[ITEMS]:
** Begin **

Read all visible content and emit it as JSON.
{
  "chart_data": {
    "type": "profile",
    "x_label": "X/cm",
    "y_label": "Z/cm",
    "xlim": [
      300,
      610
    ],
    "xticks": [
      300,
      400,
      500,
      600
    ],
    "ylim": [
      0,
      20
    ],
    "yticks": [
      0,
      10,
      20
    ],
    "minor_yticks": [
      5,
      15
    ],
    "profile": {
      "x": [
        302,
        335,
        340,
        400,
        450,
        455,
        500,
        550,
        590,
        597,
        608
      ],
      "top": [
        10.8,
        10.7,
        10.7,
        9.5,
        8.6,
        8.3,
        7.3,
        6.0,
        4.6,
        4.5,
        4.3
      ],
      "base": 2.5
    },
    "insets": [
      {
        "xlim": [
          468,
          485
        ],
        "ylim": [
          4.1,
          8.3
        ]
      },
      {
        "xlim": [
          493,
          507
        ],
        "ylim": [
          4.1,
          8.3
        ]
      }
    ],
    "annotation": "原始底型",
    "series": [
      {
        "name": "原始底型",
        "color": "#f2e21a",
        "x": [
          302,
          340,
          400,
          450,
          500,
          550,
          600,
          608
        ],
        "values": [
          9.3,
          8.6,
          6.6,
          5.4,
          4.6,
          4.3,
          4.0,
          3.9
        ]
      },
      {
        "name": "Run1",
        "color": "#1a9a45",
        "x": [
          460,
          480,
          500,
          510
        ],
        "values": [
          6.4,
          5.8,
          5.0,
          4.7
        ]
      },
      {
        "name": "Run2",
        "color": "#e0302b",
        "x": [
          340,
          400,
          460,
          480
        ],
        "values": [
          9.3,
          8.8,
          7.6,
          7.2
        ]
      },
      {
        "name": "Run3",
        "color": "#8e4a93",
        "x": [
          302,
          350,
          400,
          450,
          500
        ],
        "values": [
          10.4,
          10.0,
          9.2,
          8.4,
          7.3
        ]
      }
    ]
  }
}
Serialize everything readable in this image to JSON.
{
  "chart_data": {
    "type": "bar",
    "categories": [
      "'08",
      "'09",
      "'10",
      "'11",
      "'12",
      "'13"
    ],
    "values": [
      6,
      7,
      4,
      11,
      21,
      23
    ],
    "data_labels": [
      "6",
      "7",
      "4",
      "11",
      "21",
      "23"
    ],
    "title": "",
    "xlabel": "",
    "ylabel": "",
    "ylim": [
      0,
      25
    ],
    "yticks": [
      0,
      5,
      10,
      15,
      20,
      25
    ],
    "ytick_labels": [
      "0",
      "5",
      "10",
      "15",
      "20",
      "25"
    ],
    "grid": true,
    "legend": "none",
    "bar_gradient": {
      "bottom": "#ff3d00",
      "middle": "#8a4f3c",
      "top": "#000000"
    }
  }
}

** End **

[PROBLEM TO WORK ON]:
Repeat the preceding lines exactly, please, every one of them.

[WORKED SOLUTION]:
Read all visible content and emit it as JSON.
{
  "chart_data": {
    "type": "profile",
    "x_label": "X/cm",
    "y_label": "Z/cm",
    "xlim": [
      300,
      610
    ],
    "xticks": [
      300,
      400,
      500,
      600
    ],
    "ylim": [
      0,
      20
    ],
    "yticks": [
      0,
      10,
      20
    ],
    "minor_yticks": [
      5,
      15
    ],
    "profile": {
      "x": [
        302,
        335,
        340,
        400,
        450,
        455,
        500,
        550,
        590,
        597,
        608
      ],
      "top": [
        10.8,
        10.7,
        10.7,
        9.5,
        8.6,
        8.3,
        7.3,
        6.0,
        4.6,
        4.5,
        4.3
      ],
      "base": 2.5
    },
    "insets": [
      {
        "xlim": [
          468,
          485
        ],
        "ylim": [
          4.1,
          8.3
        ]
      },
      {
        "xlim": [
          493,
          507
        ],
        "ylim": [
          4.1,
          8.3
        ]
      }
    ],
    "annotation": "原始底型",
    "series": [
      {
        "name": "原始底型",
        "color": "#f2e21a",
        "x": [
          302,
          340,
          400,
          450,
          500,
          550,
          600,
          608
        ],
        "values": [
          9.3,
          8.6,
          6.6,
          5.4,
          4.6,
          4.3,
          4.0,
          3.9
        ]
      },
      {
        "name": "Run1",
        "color": "#1a9a45",
        "x": [
          460,
          480,
          500,
          510
        ],
        "values": [
          6.4,
          5.8,
          5.0,
          4.7
        ]
      },
      {
        "name": "Run2",
        "color": "#e0302b",
        "x": [
          340,
          400,
          460,
          480
        ],
        "values": [
          9.3,
          8.8,
          7.6,
          7.2
        ]
      },
      {
        "name": "Run3",
        "color": "#8e4a93",
        "x": [
          302,
          350,
          400,
          450,
          500
        ],
        "values": [
          10.4,
          10.0,
          9.2,
          8.4,
          7.3
        ]
      }
    ]
  }
}
Serialize everything readable in this image to JSON.
{
  "chart_data": {
    "type": "bar",
    "categories": [
      "'08",
      "'09",
      "'10",
      "'11",
      "'12",
      "'13"
    ],
    "values": [
      6,
      7,
      4,
      11,
      21,
      23
    ],
    "data_labels": [
      "6",
      "7",
      "4",
      "11",
      "21",
      "23"
    ],
    "title": "",
    "xlabel": "",
    "ylabel": "",
    "ylim": [
      0,
      25
    ],
    "yticks": [
      0,
      5,
      10,
      15,
      20,
      25
    ],
    "ytick_labels": [
      "0",
      "5",
      "10",
      "15",
      "20",
      "25"
    ],
    "grid": true,
    "legend": "none",
    "bar_gradient": {
      "bottom": "#ff3d00",
      "middle": "#8a4f3c",
      "top": "#000000"
    }
  }
}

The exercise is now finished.